• _EXERCISE OBJECTIVE_: Determine the number of lines that contain the word "Create", then state that number and nothing more.

• _Dataset records_:
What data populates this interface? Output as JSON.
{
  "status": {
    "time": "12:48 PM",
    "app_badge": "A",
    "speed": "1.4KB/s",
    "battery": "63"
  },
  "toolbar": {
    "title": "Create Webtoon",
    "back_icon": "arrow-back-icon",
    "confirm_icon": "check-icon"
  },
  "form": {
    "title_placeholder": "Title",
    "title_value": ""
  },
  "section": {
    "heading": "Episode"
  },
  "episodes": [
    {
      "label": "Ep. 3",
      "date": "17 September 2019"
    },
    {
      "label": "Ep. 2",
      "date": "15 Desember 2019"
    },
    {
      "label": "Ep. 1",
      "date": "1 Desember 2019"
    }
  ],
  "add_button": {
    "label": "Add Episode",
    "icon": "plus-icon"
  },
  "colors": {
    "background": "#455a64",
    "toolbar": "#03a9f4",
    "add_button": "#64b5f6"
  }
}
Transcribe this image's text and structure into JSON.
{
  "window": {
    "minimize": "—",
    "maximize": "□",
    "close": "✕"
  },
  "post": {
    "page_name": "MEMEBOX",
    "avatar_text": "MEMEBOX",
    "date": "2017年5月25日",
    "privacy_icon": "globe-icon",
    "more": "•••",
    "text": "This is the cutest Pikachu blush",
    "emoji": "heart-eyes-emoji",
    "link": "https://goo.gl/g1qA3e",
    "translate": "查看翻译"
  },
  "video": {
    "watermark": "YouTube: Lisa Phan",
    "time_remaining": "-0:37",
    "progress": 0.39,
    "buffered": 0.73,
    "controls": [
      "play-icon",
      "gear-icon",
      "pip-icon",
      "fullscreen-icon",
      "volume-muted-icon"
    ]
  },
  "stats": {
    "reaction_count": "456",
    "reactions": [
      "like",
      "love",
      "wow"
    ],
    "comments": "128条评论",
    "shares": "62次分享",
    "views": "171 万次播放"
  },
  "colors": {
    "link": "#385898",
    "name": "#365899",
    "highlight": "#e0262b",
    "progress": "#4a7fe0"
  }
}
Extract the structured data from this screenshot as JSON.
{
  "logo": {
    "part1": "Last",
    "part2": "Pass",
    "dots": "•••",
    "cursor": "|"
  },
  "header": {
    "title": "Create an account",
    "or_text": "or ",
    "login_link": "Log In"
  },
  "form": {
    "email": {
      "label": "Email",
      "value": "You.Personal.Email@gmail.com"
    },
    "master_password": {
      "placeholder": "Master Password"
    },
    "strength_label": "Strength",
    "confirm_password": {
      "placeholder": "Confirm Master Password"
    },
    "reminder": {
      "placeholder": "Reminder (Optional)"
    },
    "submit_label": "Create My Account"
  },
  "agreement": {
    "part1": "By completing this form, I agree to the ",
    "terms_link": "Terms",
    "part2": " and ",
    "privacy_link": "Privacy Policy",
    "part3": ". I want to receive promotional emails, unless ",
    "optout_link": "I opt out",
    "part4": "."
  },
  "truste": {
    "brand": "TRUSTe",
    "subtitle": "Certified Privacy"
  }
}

• _RESPONSE TO THIS TASK_: 3